(Figure record listings)
════════════════════

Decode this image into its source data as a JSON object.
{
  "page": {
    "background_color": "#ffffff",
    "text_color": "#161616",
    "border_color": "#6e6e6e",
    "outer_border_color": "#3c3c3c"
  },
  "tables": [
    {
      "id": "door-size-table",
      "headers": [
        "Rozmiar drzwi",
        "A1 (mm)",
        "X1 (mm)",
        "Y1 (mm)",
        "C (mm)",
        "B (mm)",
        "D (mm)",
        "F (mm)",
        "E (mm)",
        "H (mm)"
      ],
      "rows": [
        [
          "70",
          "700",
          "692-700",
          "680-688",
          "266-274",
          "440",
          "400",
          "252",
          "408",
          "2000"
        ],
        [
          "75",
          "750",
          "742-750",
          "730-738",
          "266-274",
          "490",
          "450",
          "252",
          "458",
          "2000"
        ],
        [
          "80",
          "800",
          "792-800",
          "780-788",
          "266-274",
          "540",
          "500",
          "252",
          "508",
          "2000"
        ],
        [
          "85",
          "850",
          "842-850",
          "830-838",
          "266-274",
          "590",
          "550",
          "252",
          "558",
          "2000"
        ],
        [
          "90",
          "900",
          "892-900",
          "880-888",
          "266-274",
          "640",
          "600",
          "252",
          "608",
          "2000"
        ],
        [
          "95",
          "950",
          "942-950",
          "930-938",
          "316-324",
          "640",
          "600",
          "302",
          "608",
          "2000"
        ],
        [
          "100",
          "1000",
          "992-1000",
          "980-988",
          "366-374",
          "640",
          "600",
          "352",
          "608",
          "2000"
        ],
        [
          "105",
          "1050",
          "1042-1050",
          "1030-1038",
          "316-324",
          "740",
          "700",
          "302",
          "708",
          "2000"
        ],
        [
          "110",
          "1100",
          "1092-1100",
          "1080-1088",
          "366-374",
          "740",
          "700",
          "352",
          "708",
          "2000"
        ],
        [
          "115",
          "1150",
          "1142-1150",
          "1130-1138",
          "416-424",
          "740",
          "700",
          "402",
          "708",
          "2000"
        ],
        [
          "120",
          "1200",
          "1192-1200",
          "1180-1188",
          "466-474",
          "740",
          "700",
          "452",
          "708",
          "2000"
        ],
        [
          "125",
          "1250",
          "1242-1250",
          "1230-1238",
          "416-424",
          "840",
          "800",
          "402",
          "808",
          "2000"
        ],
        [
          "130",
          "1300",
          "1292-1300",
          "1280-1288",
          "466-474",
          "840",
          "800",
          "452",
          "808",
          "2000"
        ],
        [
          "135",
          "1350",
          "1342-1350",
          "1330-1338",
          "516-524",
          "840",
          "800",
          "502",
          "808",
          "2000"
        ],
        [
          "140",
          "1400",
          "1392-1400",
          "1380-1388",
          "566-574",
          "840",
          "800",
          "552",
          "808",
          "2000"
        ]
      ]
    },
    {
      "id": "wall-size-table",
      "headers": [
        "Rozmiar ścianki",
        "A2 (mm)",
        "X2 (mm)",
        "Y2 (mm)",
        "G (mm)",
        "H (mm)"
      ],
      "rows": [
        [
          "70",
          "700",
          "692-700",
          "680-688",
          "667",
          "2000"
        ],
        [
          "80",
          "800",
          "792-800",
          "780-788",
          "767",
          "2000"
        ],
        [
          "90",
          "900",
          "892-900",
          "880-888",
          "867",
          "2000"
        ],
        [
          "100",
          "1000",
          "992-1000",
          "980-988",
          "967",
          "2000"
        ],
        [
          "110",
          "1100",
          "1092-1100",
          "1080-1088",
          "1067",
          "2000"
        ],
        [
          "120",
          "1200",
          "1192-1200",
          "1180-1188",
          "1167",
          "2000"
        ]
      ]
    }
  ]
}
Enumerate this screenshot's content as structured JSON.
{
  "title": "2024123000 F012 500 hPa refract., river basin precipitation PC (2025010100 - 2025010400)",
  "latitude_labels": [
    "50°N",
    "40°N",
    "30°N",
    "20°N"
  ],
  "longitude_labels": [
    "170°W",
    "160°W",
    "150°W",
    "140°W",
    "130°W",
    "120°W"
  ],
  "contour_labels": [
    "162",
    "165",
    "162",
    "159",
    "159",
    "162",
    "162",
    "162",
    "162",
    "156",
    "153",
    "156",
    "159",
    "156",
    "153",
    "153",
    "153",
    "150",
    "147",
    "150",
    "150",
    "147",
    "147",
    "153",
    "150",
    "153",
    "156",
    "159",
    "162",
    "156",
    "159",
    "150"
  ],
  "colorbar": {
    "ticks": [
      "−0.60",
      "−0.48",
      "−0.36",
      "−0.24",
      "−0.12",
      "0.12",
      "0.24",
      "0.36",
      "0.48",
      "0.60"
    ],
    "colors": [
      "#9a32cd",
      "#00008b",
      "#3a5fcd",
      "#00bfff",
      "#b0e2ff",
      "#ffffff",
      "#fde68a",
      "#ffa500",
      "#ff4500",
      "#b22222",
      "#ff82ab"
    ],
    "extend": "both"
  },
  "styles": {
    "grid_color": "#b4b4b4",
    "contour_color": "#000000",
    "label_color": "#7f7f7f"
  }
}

════════════════════

— Exercise —
Look through the records and count each line that holds "this". Write only the total.

— Exercise response —
2